(Stored records)
+---+

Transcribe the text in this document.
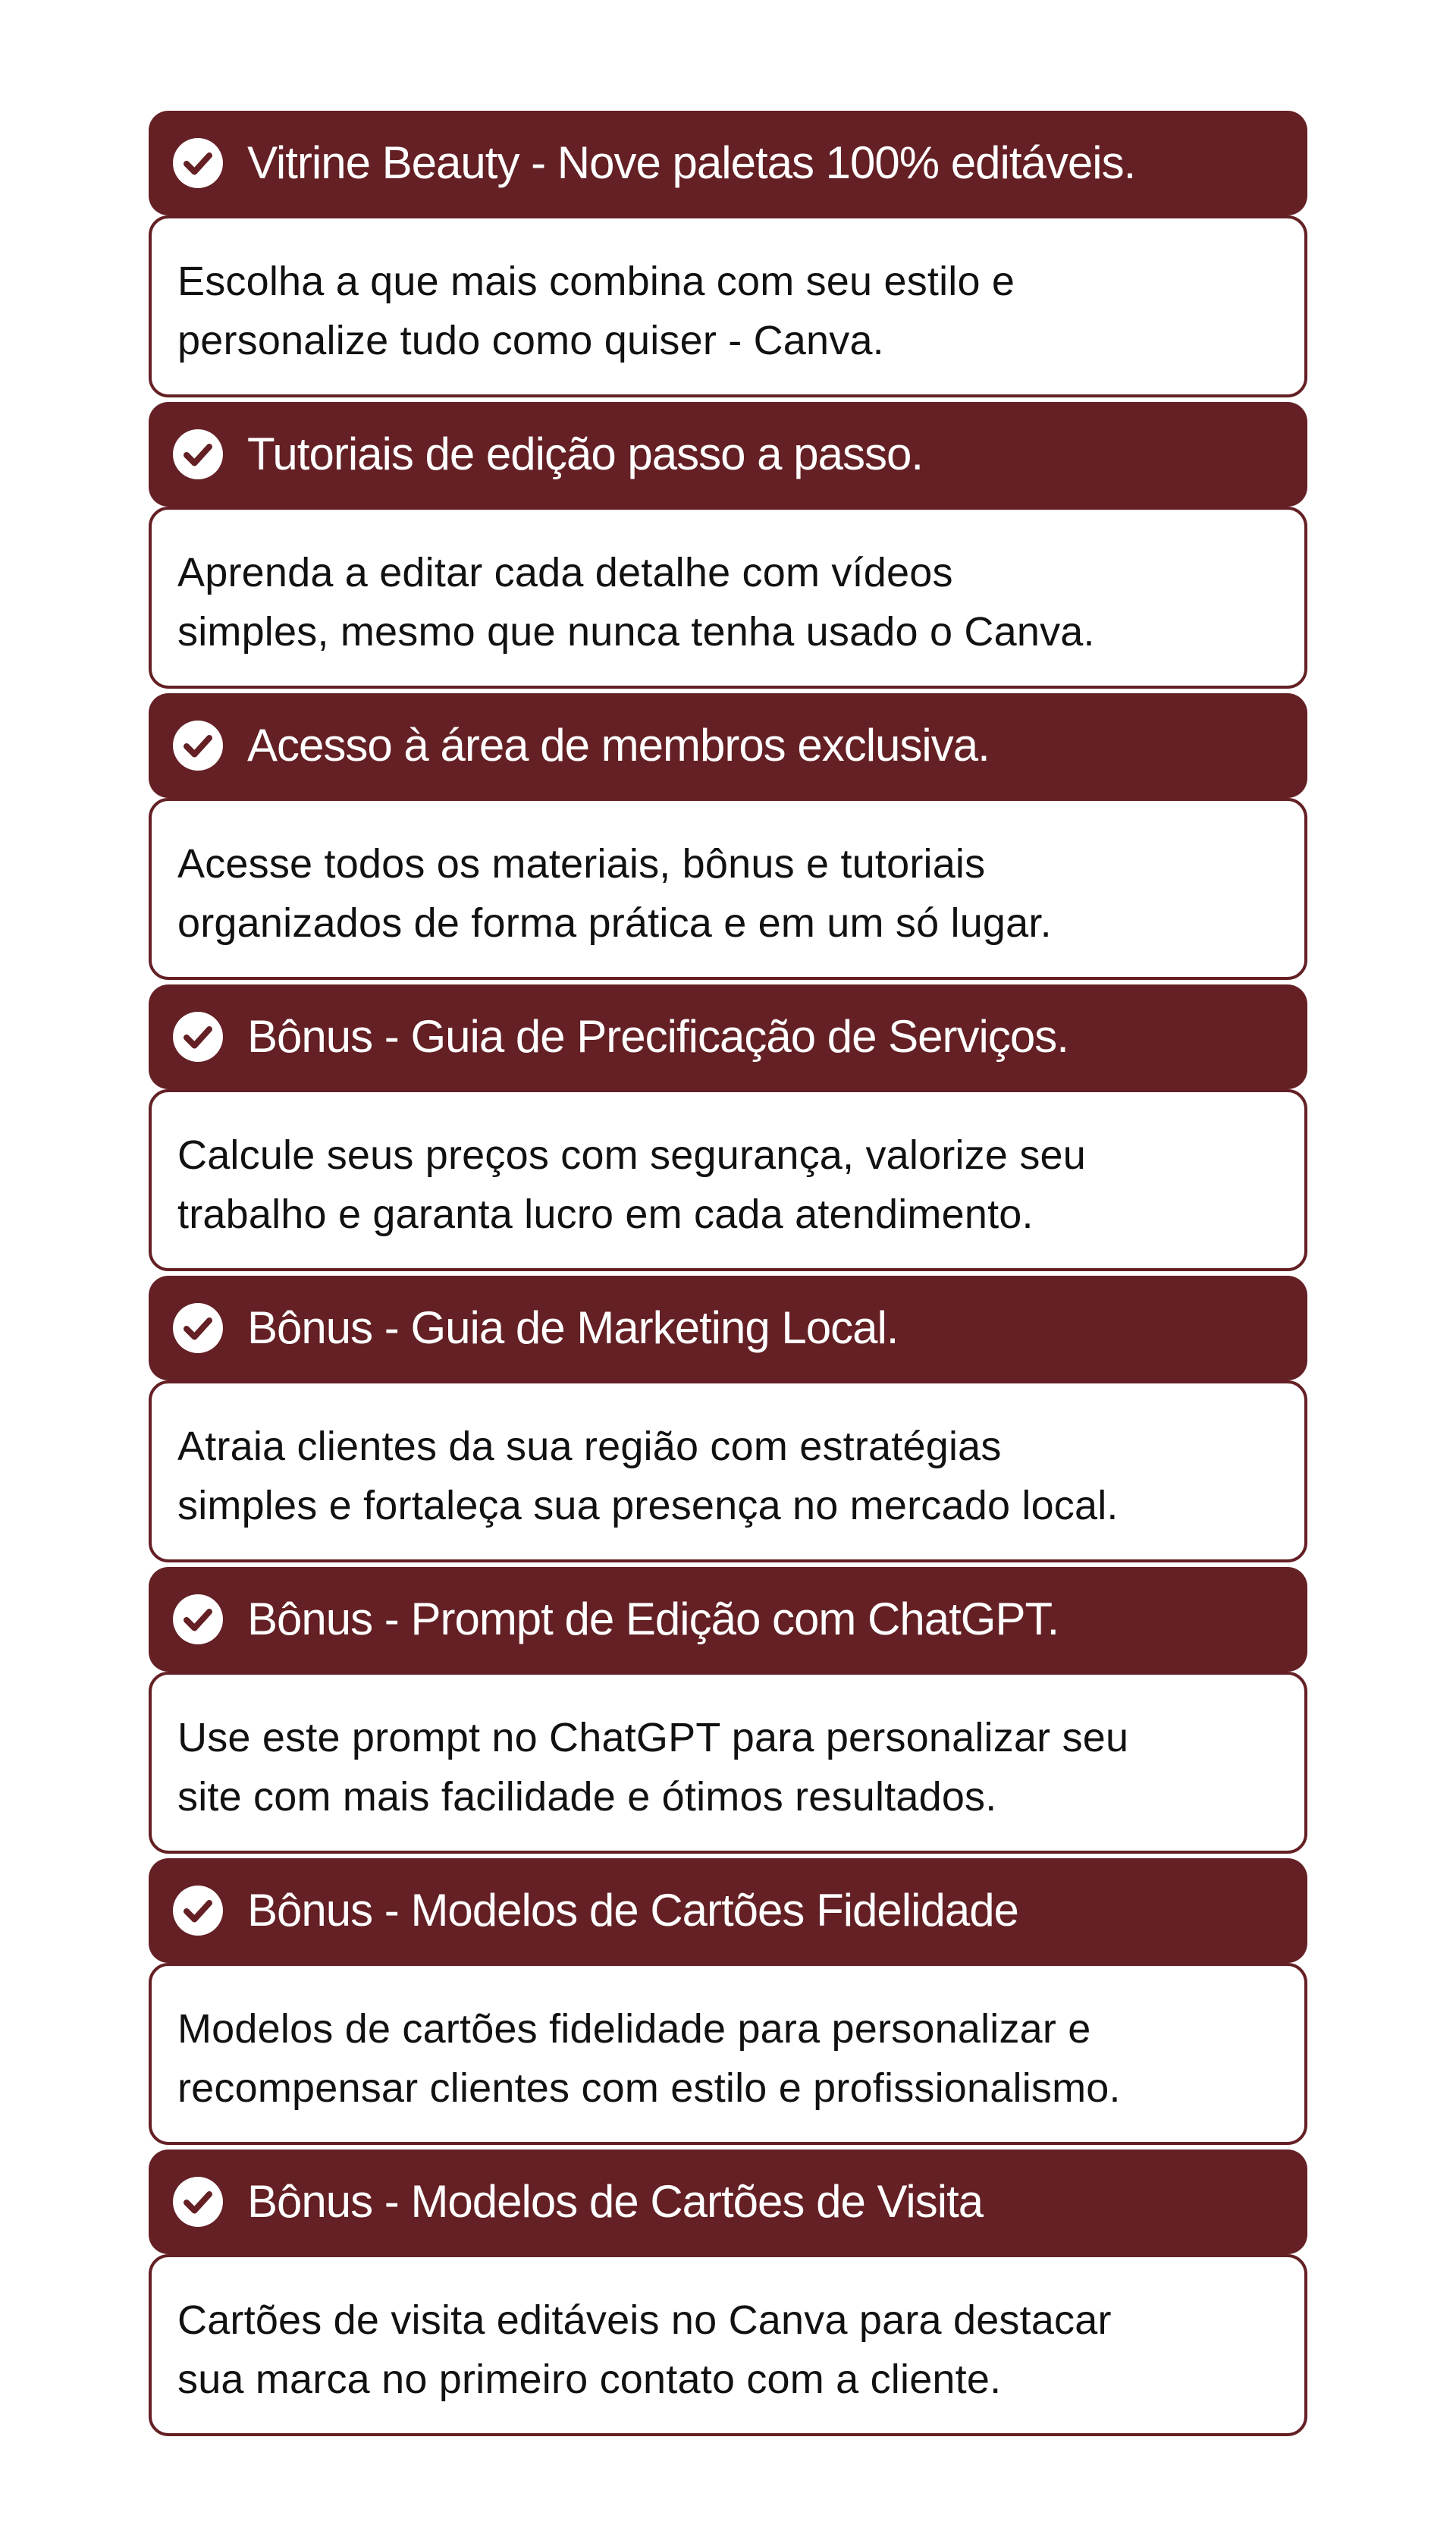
Vitrine Beauty - Nove paletas 100% editáveis.
Escolha a que mais combina com seu estilo e
personalize tudo como quiser - Canva.
Tutoriais de edição passo a passo.
Aprenda a editar cada detalhe com vídeos
simples, mesmo que nunca tenha usado o Canva.
Acesso à área de membros exclusiva.
Acesse todos os materiais, bônus e tutoriais
organizados de forma prática e em um só lugar.
Bônus - Guia de Precificação de Serviços.
Calcule seus preços com segurança, valorize seu
trabalho e garanta lucro em cada atendimento.
Bônus - Guia de Marketing Local.
Atraia clientes da sua região com estratégias
simples e fortaleça sua presença no mercado local.
Bônus - Prompt de Edição com ChatGPT.
Use este prompt no ChatGPT para personalizar seu
site com mais facilidade e ótimos resultados.
Bônus - Modelos de Cartões Fidelidade
Modelos de cartões fidelidade para personalizar e
recompensar clientes com estilo e profissionalismo.
Bônus - Modelos de Cartões de Visita
Cartões de visita editáveis no Canva para destacar
sua marca no primeiro contato com a cliente.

+---+

Scan the material above for the string "Modelos" and report each line where you find it.

Bônus - Modelos de Cartões Fidelidade
Modelos de cartões fidelidade para personalizar e
Bônus - Modelos de Cartões de Visita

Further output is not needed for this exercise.